## Begin

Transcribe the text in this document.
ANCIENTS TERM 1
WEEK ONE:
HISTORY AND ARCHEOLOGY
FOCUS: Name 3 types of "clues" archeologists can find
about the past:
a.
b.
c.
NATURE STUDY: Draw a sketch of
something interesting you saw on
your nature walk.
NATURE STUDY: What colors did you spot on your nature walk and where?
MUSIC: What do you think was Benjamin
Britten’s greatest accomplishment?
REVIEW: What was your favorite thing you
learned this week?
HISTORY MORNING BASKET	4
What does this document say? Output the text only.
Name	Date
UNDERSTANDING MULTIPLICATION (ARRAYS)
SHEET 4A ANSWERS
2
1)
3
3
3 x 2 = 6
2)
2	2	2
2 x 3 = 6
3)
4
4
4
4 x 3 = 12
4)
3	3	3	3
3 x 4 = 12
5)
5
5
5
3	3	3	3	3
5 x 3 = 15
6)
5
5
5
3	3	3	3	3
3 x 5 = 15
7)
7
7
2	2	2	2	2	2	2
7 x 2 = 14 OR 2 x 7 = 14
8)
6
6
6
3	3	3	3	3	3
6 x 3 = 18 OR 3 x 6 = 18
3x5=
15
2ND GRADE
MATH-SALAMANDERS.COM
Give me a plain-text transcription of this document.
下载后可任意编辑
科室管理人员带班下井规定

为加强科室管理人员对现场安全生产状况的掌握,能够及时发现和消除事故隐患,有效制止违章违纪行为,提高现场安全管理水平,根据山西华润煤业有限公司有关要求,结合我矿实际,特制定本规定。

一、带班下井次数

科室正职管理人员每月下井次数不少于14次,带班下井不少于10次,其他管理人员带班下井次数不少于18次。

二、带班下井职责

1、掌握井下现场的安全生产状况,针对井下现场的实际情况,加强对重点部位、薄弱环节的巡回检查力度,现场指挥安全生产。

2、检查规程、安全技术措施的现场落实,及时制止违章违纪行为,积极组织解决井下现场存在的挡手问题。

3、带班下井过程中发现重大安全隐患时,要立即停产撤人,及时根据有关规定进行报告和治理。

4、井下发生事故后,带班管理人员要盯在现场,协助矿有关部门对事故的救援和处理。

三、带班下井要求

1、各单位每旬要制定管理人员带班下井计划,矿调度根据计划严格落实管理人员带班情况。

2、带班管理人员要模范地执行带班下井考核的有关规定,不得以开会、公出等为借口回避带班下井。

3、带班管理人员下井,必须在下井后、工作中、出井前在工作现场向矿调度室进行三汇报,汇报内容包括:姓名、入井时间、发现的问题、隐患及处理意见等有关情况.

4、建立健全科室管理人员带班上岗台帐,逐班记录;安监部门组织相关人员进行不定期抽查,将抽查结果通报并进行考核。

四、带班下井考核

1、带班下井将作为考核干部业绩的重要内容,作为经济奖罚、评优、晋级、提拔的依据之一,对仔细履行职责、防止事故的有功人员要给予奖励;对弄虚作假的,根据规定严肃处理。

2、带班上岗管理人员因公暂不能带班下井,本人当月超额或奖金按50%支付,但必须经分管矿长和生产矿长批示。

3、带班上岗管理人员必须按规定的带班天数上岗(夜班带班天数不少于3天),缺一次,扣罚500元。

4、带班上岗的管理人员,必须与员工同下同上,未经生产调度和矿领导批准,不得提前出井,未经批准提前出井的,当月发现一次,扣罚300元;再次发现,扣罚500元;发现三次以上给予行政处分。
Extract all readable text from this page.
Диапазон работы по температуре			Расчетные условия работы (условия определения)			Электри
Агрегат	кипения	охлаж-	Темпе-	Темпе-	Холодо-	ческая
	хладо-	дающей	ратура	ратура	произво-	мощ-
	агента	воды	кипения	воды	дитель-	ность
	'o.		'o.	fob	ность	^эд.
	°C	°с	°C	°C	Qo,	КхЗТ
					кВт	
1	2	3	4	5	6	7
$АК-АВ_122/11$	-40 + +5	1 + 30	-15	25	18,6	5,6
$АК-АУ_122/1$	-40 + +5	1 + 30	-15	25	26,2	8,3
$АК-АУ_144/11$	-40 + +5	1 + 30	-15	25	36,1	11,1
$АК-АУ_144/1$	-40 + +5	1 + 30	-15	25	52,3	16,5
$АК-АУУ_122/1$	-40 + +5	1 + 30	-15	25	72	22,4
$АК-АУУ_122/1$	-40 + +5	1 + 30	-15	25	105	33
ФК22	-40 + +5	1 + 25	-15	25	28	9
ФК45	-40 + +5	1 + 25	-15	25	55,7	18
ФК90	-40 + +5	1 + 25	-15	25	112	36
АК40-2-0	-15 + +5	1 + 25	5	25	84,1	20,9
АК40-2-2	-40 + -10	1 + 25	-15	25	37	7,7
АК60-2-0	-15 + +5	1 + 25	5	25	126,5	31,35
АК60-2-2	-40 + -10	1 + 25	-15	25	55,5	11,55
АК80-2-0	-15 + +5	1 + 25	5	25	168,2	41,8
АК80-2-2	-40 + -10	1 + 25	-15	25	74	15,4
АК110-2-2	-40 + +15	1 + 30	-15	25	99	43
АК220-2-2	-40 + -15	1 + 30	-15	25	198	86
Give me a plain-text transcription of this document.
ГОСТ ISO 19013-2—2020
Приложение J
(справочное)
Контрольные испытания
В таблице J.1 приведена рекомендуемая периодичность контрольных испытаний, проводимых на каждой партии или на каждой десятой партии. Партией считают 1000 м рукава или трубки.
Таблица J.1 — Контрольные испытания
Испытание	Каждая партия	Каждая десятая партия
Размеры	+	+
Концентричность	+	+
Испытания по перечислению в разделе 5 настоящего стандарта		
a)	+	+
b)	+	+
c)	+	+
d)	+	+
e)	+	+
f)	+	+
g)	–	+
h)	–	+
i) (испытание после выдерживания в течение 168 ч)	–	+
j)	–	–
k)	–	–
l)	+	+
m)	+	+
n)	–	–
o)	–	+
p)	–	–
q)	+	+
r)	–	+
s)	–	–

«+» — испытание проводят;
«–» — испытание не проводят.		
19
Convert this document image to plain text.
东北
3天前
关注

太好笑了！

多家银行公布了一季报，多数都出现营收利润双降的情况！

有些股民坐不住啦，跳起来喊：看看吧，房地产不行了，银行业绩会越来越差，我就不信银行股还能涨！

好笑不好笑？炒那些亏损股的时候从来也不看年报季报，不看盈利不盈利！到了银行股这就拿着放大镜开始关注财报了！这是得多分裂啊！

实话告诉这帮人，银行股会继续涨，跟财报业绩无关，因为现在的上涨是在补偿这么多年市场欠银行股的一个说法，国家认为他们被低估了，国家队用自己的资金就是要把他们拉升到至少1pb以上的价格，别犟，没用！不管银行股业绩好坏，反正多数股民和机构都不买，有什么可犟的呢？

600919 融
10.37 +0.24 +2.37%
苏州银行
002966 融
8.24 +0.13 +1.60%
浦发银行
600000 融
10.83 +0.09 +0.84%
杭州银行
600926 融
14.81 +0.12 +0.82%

## End

- OBJECTIVE -
Set down every line of the listing above again, exactly as given.

- COMPLETE RESPONSE -
Transcribe the text in this document.
ANCIENTS TERM 1
WEEK ONE:
HISTORY AND ARCHEOLOGY
FOCUS: Name 3 types of "clues" archeologists can find
about the past:
a.
b.
c.
NATURE STUDY: Draw a sketch of
something interesting you saw on
your nature walk.
NATURE STUDY: What colors did you spot on your nature walk and where?
MUSIC: What do you think was Benjamin
Britten’s greatest accomplishment?
REVIEW: What was your favorite thing you
learned this week?
HISTORY MORNING BASKET	4
What does this document say? Output the text only.
Name	Date
UNDERSTANDING MULTIPLICATION (ARRAYS)
SHEET 4A ANSWERS
2
1)
3
3
3 x 2 = 6
2)
2	2	2
2 x 3 = 6
3)
4
4
4
4 x 3 = 12
4)
3	3	3	3
3 x 4 = 12
5)
5
5
5
3	3	3	3	3
5 x 3 = 15
6)
5
5
5
3	3	3	3	3
3 x 5 = 15
7)
7
7
2	2	2	2	2	2	2
7 x 2 = 14 OR 2 x 7 = 14
8)
6
6
6
3	3	3	3	3	3
6 x 3 = 18 OR 3 x 6 = 18
3x5=
15
2ND GRADE
MATH-SALAMANDERS.COM
Give me a plain-text transcription of this document.
下载后可任意编辑
科室管理人员带班下井规定

为加强科室管理人员对现场安全生产状况的掌握,能够及时发现和消除事故隐患,有效制止违章违纪行为,提高现场安全管理水平,根据山西华润煤业有限公司有关要求,结合我矿实际,特制定本规定。

一、带班下井次数

科室正职管理人员每月下井次数不少于14次,带班下井不少于10次,其他管理人员带班下井次数不少于18次。

二、带班下井职责

1、掌握井下现场的安全生产状况,针对井下现场的实际情况,加强对重点部位、薄弱环节的巡回检查力度,现场指挥安全生产。

2、检查规程、安全技术措施的现场落实,及时制止违章违纪行为,积极组织解决井下现场存在的挡手问题。

3、带班下井过程中发现重大安全隐患时,要立即停产撤人,及时根据有关规定进行报告和治理。

4、井下发生事故后,带班管理人员要盯在现场,协助矿有关部门对事故的救援和处理。

三、带班下井要求

1、各单位每旬要制定管理人员带班下井计划,矿调度根据计划严格落实管理人员带班情况。

2、带班管理人员要模范地执行带班下井考核的有关规定,不得以开会、公出等为借口回避带班下井。

3、带班管理人员下井,必须在下井后、工作中、出井前在工作现场向矿调度室进行三汇报,汇报内容包括:姓名、入井时间、发现的问题、隐患及处理意见等有关情况.

4、建立健全科室管理人员带班上岗台帐,逐班记录;安监部门组织相关人员进行不定期抽查,将抽查结果通报并进行考核。

四、带班下井考核

1、带班下井将作为考核干部业绩的重要内容,作为经济奖罚、评优、晋级、提拔的依据之一,对仔细履行职责、防止事故的有功人员要给予奖励;对弄虚作假的,根据规定严肃处理。

2、带班上岗管理人员因公暂不能带班下井,本人当月超额或奖金按50%支付,但必须经分管矿长和生产矿长批示。

3、带班上岗管理人员必须按规定的带班天数上岗(夜班带班天数不少于3天),缺一次,扣罚500元。

4、带班上岗的管理人员,必须与员工同下同上,未经生产调度和矿领导批准,不得提前出井,未经批准提前出井的,当月发现一次,扣罚300元;再次发现,扣罚500元;发现三次以上给予行政处分。
Extract all readable text from this page.
Диапазон работы по температуре			Расчетные условия работы (условия определения)			Электри
Агрегат	кипения	охлаж-	Темпе-	Темпе-	Холодо-	ческая
	хладо-	дающей	ратура	ратура	произво-	мощ-
	агента	воды	кипения	воды	дитель-	ность
	'o.		'o.	fob	ность	^эд.
	°C	°с	°C	°C	Qo,	КхЗТ
					кВт	
1	2	3	4	5	6	7
$АК-АВ_122/11$	-40 + +5	1 + 30	-15	25	18,6	5,6
$АК-АУ_122/1$	-40 + +5	1 + 30	-15	25	26,2	8,3
$АК-АУ_144/11$	-40 + +5	1 + 30	-15	25	36,1	11,1
$АК-АУ_144/1$	-40 + +5	1 + 30	-15	25	52,3	16,5
$АК-АУУ_122/1$	-40 + +5	1 + 30	-15	25	72	22,4
$АК-АУУ_122/1$	-40 + +5	1 + 30	-15	25	105	33
ФК22	-40 + +5	1 + 25	-15	25	28	9
ФК45	-40 + +5	1 + 25	-15	25	55,7	18
ФК90	-40 + +5	1 + 25	-15	25	112	36
АК40-2-0	-15 + +5	1 + 25	5	25	84,1	20,9
АК40-2-2	-40 + -10	1 + 25	-15	25	37	7,7
АК60-2-0	-15 + +5	1 + 25	5	25	126,5	31,35
АК60-2-2	-40 + -10	1 + 25	-15	25	55,5	11,55
АК80-2-0	-15 + +5	1 + 25	5	25	168,2	41,8
АК80-2-2	-40 + -10	1 + 25	-15	25	74	15,4
АК110-2-2	-40 + +15	1 + 30	-15	25	99	43
АК220-2-2	-40 + -15	1 + 30	-15	25	198	86
Give me a plain-text transcription of this document.
ГОСТ ISO 19013-2—2020
Приложение J
(справочное)
Контрольные испытания
В таблице J.1 приведена рекомендуемая периодичность контрольных испытаний, проводимых на каждой партии или на каждой десятой партии. Партией считают 1000 м рукава или трубки.
Таблица J.1 — Контрольные испытания
Испытание	Каждая партия	Каждая десятая партия
Размеры	+	+
Концентричность	+	+
Испытания по перечислению в разделе 5 настоящего стандарта		
a)	+	+
b)	+	+
c)	+	+
d)	+	+
e)	+	+
f)	+	+
g)	–	+
h)	–	+
i) (испытание после выдерживания в течение 168 ч)	–	+
j)	–	–
k)	–	–
l)	+	+
m)	+	+
n)	–	–
o)	–	+
p)	–	–
q)	+	+
r)	–	+
s)	–	–

«+» — испытание проводят;
«–» — испытание не проводят.		
19
Convert this document image to plain text.
东北
3天前
关注

太好笑了！

多家银行公布了一季报，多数都出现营收利润双降的情况！

有些股民坐不住啦，跳起来喊：看看吧，房地产不行了，银行业绩会越来越差，我就不信银行股还能涨！

好笑不好笑？炒那些亏损股的时候从来也不看年报季报，不看盈利不盈利！到了银行股这就拿着放大镜开始关注财报了！这是得多分裂啊！

实话告诉这帮人，银行股会继续涨，跟财报业绩无关，因为现在的上涨是在补偿这么多年市场欠银行股的一个说法，国家认为他们被低估了，国家队用自己的资金就是要把他们拉升到至少1pb以上的价格，别犟，没用！不管银行股业绩好坏，反正多数股民和机构都不买，有什么可犟的呢？

600919 融
10.37 +0.24 +2.37%
苏州银行
002966 融
8.24 +0.13 +1.60%
浦发银行
600000 融
10.83 +0.09 +0.84%
杭州银行
600926 融
14.81 +0.12 +0.82%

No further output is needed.